What you have to do. Write out all of the data without omission, exactly as shown.

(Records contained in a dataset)

• • • • • • •

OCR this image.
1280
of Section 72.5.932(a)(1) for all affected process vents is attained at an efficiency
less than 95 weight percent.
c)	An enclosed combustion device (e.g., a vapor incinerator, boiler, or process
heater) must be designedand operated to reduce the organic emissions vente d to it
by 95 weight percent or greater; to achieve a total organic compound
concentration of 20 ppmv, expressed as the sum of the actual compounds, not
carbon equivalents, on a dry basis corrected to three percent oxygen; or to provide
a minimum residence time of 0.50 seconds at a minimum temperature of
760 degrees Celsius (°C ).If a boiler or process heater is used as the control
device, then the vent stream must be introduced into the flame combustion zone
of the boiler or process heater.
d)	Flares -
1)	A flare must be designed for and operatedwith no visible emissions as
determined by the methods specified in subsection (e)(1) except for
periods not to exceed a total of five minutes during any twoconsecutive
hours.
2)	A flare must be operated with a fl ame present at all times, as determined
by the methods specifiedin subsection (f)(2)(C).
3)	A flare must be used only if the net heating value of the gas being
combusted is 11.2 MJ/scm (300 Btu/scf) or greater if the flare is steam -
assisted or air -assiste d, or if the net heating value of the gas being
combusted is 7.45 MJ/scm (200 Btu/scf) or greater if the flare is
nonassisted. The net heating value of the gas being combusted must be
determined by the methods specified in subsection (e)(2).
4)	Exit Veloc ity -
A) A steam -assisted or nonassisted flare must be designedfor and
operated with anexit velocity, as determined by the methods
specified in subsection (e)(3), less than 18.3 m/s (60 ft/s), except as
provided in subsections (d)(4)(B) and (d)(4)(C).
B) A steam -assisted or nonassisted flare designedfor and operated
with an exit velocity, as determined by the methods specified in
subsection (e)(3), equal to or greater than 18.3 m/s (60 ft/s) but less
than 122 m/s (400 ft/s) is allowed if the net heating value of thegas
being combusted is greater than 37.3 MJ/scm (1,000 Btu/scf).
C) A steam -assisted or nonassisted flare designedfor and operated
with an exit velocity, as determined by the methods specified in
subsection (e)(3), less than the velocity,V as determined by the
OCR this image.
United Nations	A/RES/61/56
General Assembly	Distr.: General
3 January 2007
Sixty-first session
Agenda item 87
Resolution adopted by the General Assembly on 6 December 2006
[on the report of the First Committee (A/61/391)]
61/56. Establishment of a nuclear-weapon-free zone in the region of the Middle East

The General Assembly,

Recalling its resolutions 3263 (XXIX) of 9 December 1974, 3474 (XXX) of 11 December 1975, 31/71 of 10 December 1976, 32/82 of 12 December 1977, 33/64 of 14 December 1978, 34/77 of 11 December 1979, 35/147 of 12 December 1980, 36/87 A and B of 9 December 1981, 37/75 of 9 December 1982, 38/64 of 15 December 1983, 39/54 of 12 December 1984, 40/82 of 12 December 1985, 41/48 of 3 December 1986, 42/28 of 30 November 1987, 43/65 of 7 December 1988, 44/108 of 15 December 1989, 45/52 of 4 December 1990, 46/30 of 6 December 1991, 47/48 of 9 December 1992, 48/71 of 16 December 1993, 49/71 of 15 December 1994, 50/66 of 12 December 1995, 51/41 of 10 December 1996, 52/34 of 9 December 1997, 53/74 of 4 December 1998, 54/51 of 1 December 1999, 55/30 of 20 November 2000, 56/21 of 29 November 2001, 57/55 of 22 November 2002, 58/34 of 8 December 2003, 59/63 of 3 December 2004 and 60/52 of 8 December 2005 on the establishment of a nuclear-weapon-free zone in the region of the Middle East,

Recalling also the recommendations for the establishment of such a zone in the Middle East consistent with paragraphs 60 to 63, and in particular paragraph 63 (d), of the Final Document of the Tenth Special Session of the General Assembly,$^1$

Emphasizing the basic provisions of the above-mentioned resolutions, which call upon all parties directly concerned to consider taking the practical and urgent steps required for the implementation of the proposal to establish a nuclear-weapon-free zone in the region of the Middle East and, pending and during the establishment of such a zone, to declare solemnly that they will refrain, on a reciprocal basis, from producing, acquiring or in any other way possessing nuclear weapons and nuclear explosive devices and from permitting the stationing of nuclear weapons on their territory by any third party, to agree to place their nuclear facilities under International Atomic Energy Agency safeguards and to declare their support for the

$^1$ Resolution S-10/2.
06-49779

• • • • • • •

The response.
OCR this image.
1280
of Section 72.5.932(a)(1) for all affected process vents is attained at an efficiency
less than 95 weight percent.
c)	An enclosed combustion device (e.g., a vapor incinerator, boiler, or process
heater) must be designedand operated to reduce the organic emissions vente d to it
by 95 weight percent or greater; to achieve a total organic compound
concentration of 20 ppmv, expressed as the sum of the actual compounds, not
carbon equivalents, on a dry basis corrected to three percent oxygen; or to provide
a minimum residence time of 0.50 seconds at a minimum temperature of
760 degrees Celsius (°C ).If a boiler or process heater is used as the control
device, then the vent stream must be introduced into the flame combustion zone
of the boiler or process heater.
d)	Flares -
1)	A flare must be designed for and operatedwith no visible emissions as
determined by the methods specified in subsection (e)(1) except for
periods not to exceed a total of five minutes during any twoconsecutive
hours.
2)	A flare must be operated with a fl ame present at all times, as determined
by the methods specifiedin subsection (f)(2)(C).
3)	A flare must be used only if the net heating value of the gas being
combusted is 11.2 MJ/scm (300 Btu/scf) or greater if the flare is steam -
assisted or air -assiste d, or if the net heating value of the gas being
combusted is 7.45 MJ/scm (200 Btu/scf) or greater if the flare is
nonassisted. The net heating value of the gas being combusted must be
determined by the methods specified in subsection (e)(2).
4)	Exit Veloc ity -
A) A steam -assisted or nonassisted flare must be designedfor and
operated with anexit velocity, as determined by the methods
specified in subsection (e)(3), less than 18.3 m/s (60 ft/s), except as
provided in subsections (d)(4)(B) and (d)(4)(C).
B) A steam -assisted or nonassisted flare designedfor and operated
with an exit velocity, as determined by the methods specified in
subsection (e)(3), equal to or greater than 18.3 m/s (60 ft/s) but less
than 122 m/s (400 ft/s) is allowed if the net heating value of thegas
being combusted is greater than 37.3 MJ/scm (1,000 Btu/scf).
C) A steam -assisted or nonassisted flare designedfor and operated
with an exit velocity, as determined by the methods specified in
subsection (e)(3), less than the velocity,V as determined by the
OCR this image.
United Nations	A/RES/61/56
General Assembly	Distr.: General
3 January 2007
Sixty-first session
Agenda item 87
Resolution adopted by the General Assembly on 6 December 2006
[on the report of the First Committee (A/61/391)]
61/56. Establishment of a nuclear-weapon-free zone in the region of the Middle East

The General Assembly,

Recalling its resolutions 3263 (XXIX) of 9 December 1974, 3474 (XXX) of 11 December 1975, 31/71 of 10 December 1976, 32/82 of 12 December 1977, 33/64 of 14 December 1978, 34/77 of 11 December 1979, 35/147 of 12 December 1980, 36/87 A and B of 9 December 1981, 37/75 of 9 December 1982, 38/64 of 15 December 1983, 39/54 of 12 December 1984, 40/82 of 12 December 1985, 41/48 of 3 December 1986, 42/28 of 30 November 1987, 43/65 of 7 December 1988, 44/108 of 15 December 1989, 45/52 of 4 December 1990, 46/30 of 6 December 1991, 47/48 of 9 December 1992, 48/71 of 16 December 1993, 49/71 of 15 December 1994, 50/66 of 12 December 1995, 51/41 of 10 December 1996, 52/34 of 9 December 1997, 53/74 of 4 December 1998, 54/51 of 1 December 1999, 55/30 of 20 November 2000, 56/21 of 29 November 2001, 57/55 of 22 November 2002, 58/34 of 8 December 2003, 59/63 of 3 December 2004 and 60/52 of 8 December 2005 on the establishment of a nuclear-weapon-free zone in the region of the Middle East,

Recalling also the recommendations for the establishment of such a zone in the Middle East consistent with paragraphs 60 to 63, and in particular paragraph 63 (d), of the Final Document of the Tenth Special Session of the General Assembly,$^1$

Emphasizing the basic provisions of the above-mentioned resolutions, which call upon all parties directly concerned to consider taking the practical and urgent steps required for the implementation of the proposal to establish a nuclear-weapon-free zone in the region of the Middle East and, pending and during the establishment of such a zone, to declare solemnly that they will refrain, on a reciprocal basis, from producing, acquiring or in any other way possessing nuclear weapons and nuclear explosive devices and from permitting the stationing of nuclear weapons on their territory by any third party, to agree to place their nuclear facilities under International Atomic Energy Agency safeguards and to declare their support for the

$^1$ Resolution S-10/2.
06-49779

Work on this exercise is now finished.